Exercise » All lines in the data bearing the string "integráltegész" should be identified and copied.

Data supplied »
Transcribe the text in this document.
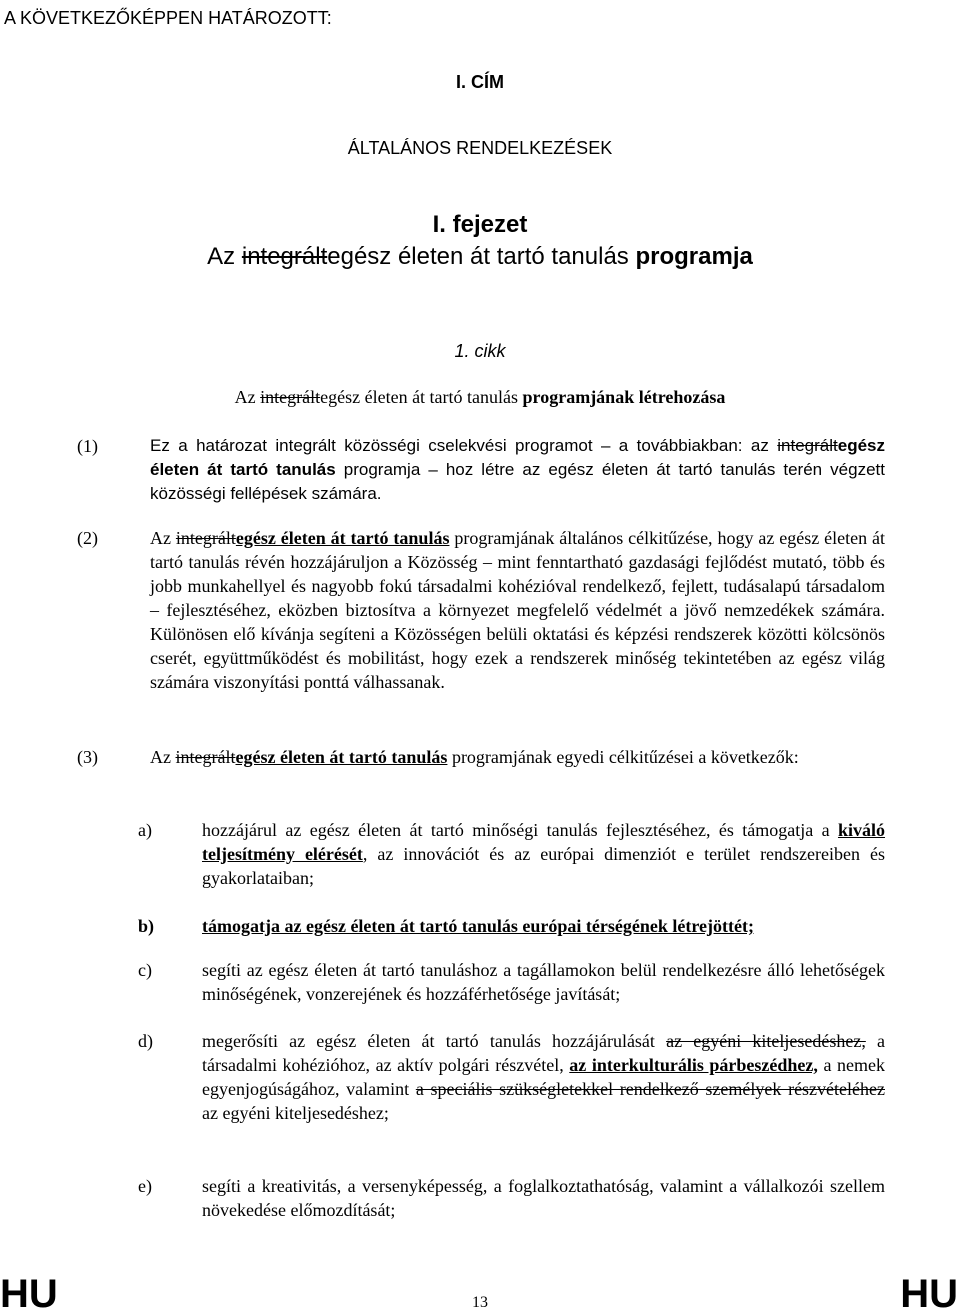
A KÖVETKEZŐKÉPPEN HATÁROZOTT:
I. CÍM
ÁLTALÁNOS RENDELKEZÉSEK
I. fejezet
Az integráltegész életen át tartó tanulás programja
1. cikk
Az integráltegész életen át tartó tanulás programjának létrehozása
(1)	Ez a határozat integrált közösségi cselekvési programot – a továbbiakban: az integráltegész életen át tartó tanulás programja – hoz létre az egész életen át tartó tanulás terén végzett közösségi fellépések számára.
(2)	Az integráltegész életen át tartó tanulás programjának általános célkitűzése, hogy az egész életen át tartó tanulás révén hozzájáruljon a Közösség – mint fenntartható gazdasági fejlődést mutató, több és jobb munkahellyel és nagyobb fokú társadalmi kohézióval rendelkező, fejlett, tudásalapú társadalom – fejlesztéséhez, eközben biztosítva a környezet megfelelő védelmét a jövő nemzedékek számára. Különösen elő kívánja segíteni a Közösségen belüli oktatási és képzési rendszerek közötti kölcsönös cserét, együttműködést és mobilitást, hogy ezek a rendszerek minőség tekintetében az egész világ számára viszonyítási ponttá válhassanak.
(3)	Az integráltegész életen át tartó tanulás programjának egyedi célkitűzései a következők:
a)	hozzájárul az egész életen át tartó minőségi tanulás fejlesztéséhez, és támogatja a kiváló teljesítmény elérését, az innovációt és az európai dimenziót e terület rendszereiben és gyakorlataiban;
b)	támogatja az egész életen át tartó tanulás európai térségének létrejöttét;
c)	segíti az egész életen át tartó tanuláshoz a tagállamokon belül rendelkezésre álló lehetőségek minőségének, vonzerejének és hozzáférhetősége javítását;
d)	megerősíti az egész életen át tartó tanulás hozzájárulását az egyéni kiteljesedéshez, a társadalmi kohézióhoz, az aktív polgári részvétel, az interkulturális párbeszédhez, a nemek egyenjogúságához, valamint a speciális szükségletekkel rendelkező személyek részvételéhez az egyéni kiteljesedéshez;
e)	segíti a kreativitás, a versenyképesség, a foglalkoztathatóság, valamint a vállalkozói szellem növekedése előmozdítását;
HU	13	HU
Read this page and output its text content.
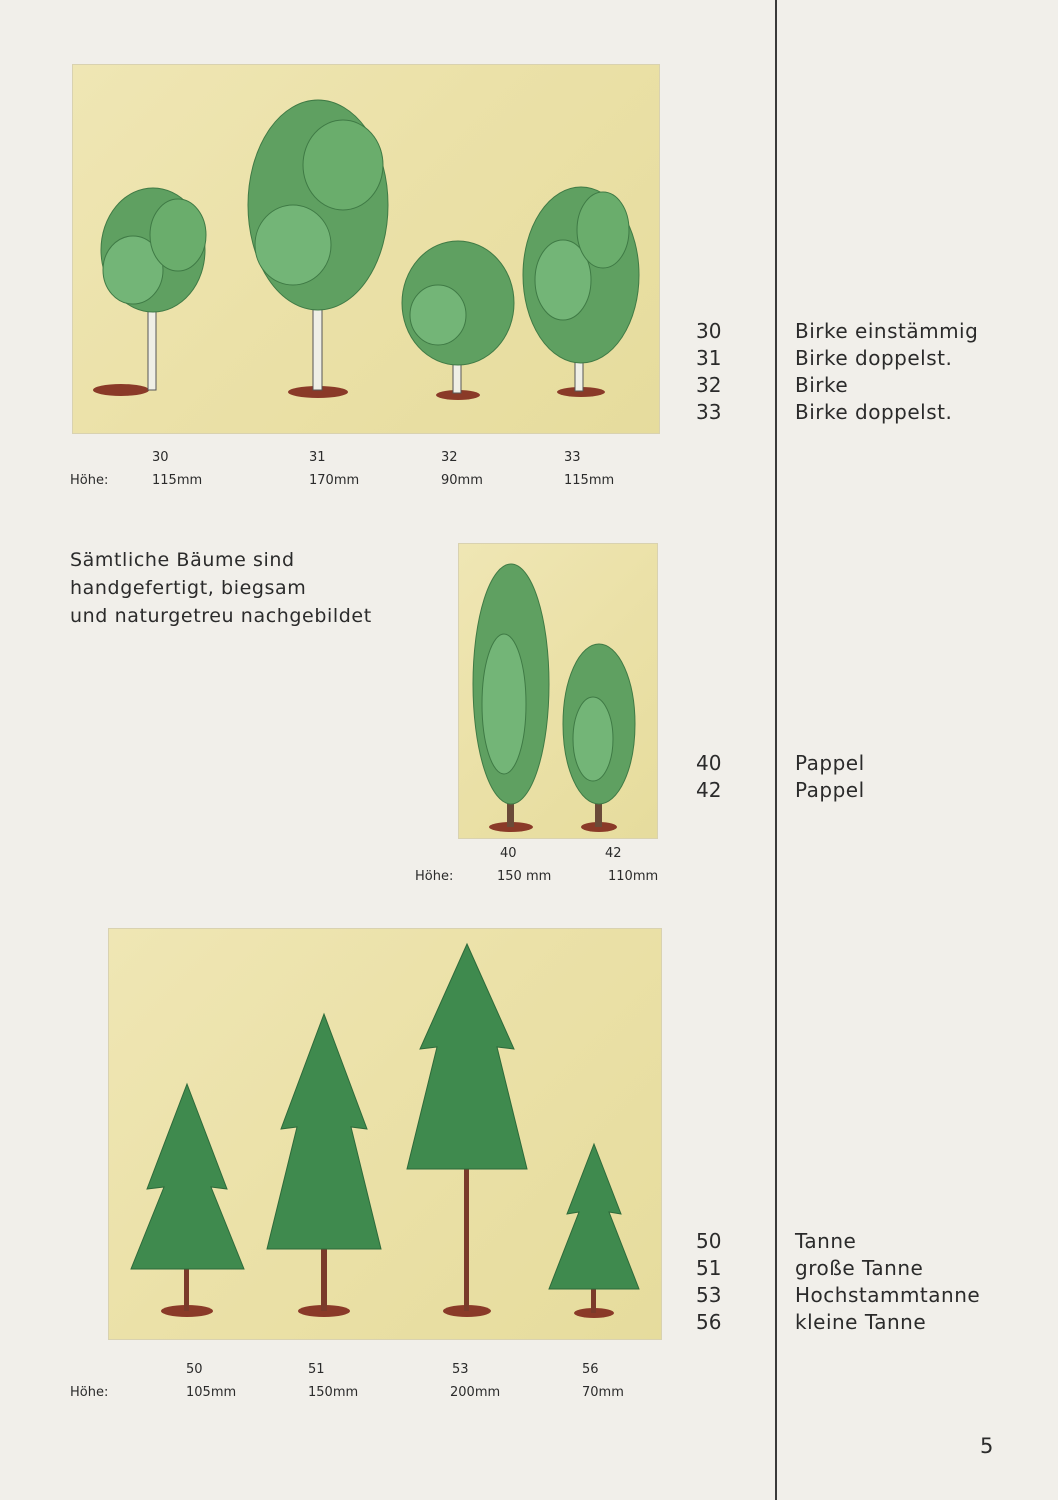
30	31	32	33
Höhe:	115mm	170mm	90mm	115mm
30	Birke einstämmig
31	Birke doppelst.
32	Birke
33	Birke doppelst.
Sämtliche Bäume sind
handgefertigt, biegsam
und naturgetreu nachgebildet
40	42
Höhe:	150 mm	110mm
40	Pappel
42	Pappel
50	51	53	56
Höhe:	105mm	150mm	200mm	70mm
50	Tanne
51	große Tanne
53	Hochstammtanne
56	kleine Tanne
5
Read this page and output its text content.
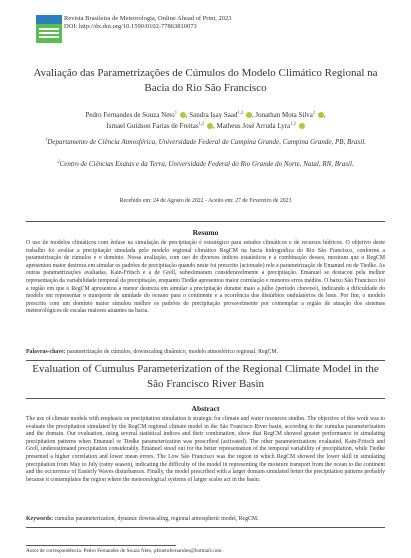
Revista Brasileira de Meteorologia, Online Ahead of Print, 2023
DOI: http://dx.doi.org/10.1590/0102-77863810073
Avaliação das Parametrizações de Cúmulos do Modelo Climático Regional na Bacia do Rio São Francisco
Pedro Fernandes de Souza Neto$^1$ , Sandra Isay Saad$^{1,2}$ , Jonathan Mota Silva$^2$ ,
Ismael Guidson Farias de Freitas$^{1,2}$ , Matheus José Arruda Lyra$^{1,2}$
$^1$Departamento de Ciência Atmosférica, Universidade Federal de Campina Grande, Campina Grande, PB, Brasil.
$^2$Centro de Ciências Exatas e da Terra, Universidade Federal do Rio Grande do Norte, Natal, RN, Brasil.
Recebido em: 24 de Agosto de 2022 - Aceito em: 27 de Fevereiro de 2023
Resumo
O uso de modelos climáticos com ênfase na simulação de precipitação é estratégico para estudos climáticos e de recursos hídricos. O objetivo deste trabalho foi avaliar a precipitação simulada pelo modelo regional climático RegCM na bacia hidrográfica do Rio São Francisco, conforme a parametrização de cúmulos e o domínio. Nossa avaliação, com uso de diversos índices estatísticos e a combinação desses, mostram que o RegCM apresentou maior destreza em simular os padrões de precipitação quando neste foi prescrito (acionado) rele a parametrização de Emanuel ou de Tiedke. As outras parametrizações avaliadas, Kain-Fritsch e a de Grell, subestimaram consideravelmente a precipitação. Emanuel se destacou pela melhor representação da variabilidade temporal da precipitação, enquanto Tiedke apresentou maior correlação e menores erros médios. O baixo São Francisco foi a região em que o RegCM apresentou a menor destreza em simular a precipitação durante maio a julho (período chuvoso), indicando a dificuldade do modelo em representar o transporte de umidade do oceano para o continente e a ocorrência dos distúrbios ondulatórios de leste. Por fim, o modelo prescrito com um domínio maior simulou melhor os padrões de precipitação provavelmente por contemplar a região de atuação dos sistemas meteorológicos de escalas maiores atuantes na bacia.
Palavras-chave: parametrização de cúmulos, downscaling dinâmico, modelo atmosférico regional, RegCM.
Evaluation of Cumulus Parameterization of the Regional Climate Model in the São Francisco River Basin
Abstract
The use of climate models with emphasis on precipitation simulation is strategic for climate and water resources studies. The objective of this work was to evaluate the precipitation simulated by the RegCM regional climate model in the São Francisco River basin, according to the cumulus parameterization and the domain. Our evaluation, using several statistical indices and their combination, show that RegCM showed greater performance in simulating precipitation patterns when Emanuel or Tiedke parameterization was prescribed (activated). The other parameterizations evaluated, Kain-Fritsch and Grell, underestimated precipitation considerably. Emanuel stood out for the better representation of the temporal variability of precipitation, while Tiedke presented a higher correlation and lower mean errors. The Low São Francisco was the region in which RegCM showed the lower skill in simulating precipitation from May to July (rainy season), indicating the difficulty of the model in representing the moisture transport from the ocean to the continent and the occurrence of Easterly Waves disturbances. Finally, the model prescribed with a larger domain simulated better the precipitation patterns probably because it contemplates the region where the meteorological systems of larger scales act in the basin.
Keywords: cumulus parameterization, dynamic downscaling, regional atmospheric model, RegCM.
Autor de correspondência: Pedro Fernandes de Souza Neto, pfsnetofernandes@hotmail.com.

Answer to this problem »
Az integráltegész életen át tartó tanulás programja
Az integráltegész életen át tartó tanulás programjának létrehozása
(1)	Ez a határozat integrált közösségi cselekvési programot – a továbbiakban: az integráltegész életen át tartó tanulás programja – hoz létre az egész életen át tartó tanulás terén végzett közösségi fellépések számára.
(2)	Az integráltegész életen át tartó tanulás programjának általános célkitűzése, hogy az egész életen át tartó tanulás révén hozzájáruljon a Közösség – mint fenntartható gazdasági fejlődést mutató, több és jobb munkahellyel és nagyobb fokú társadalmi kohézióval rendelkező, fejlett, tudásalapú társadalom – fejlesztéséhez, eközben biztosítva a környezet megfelelő védelmét a jövő nemzedékek számára. Különösen elő kívánja segíteni a Közösségen belüli oktatási és képzési rendszerek közötti kölcsönös cserét, együttműködést és mobilitást, hogy ezek a rendszerek minőség tekintetében az egész világ számára viszonyítási ponttá válhassanak.
(3)	Az integráltegész életen át tartó tanulás programjának egyedi célkitűzései a következők:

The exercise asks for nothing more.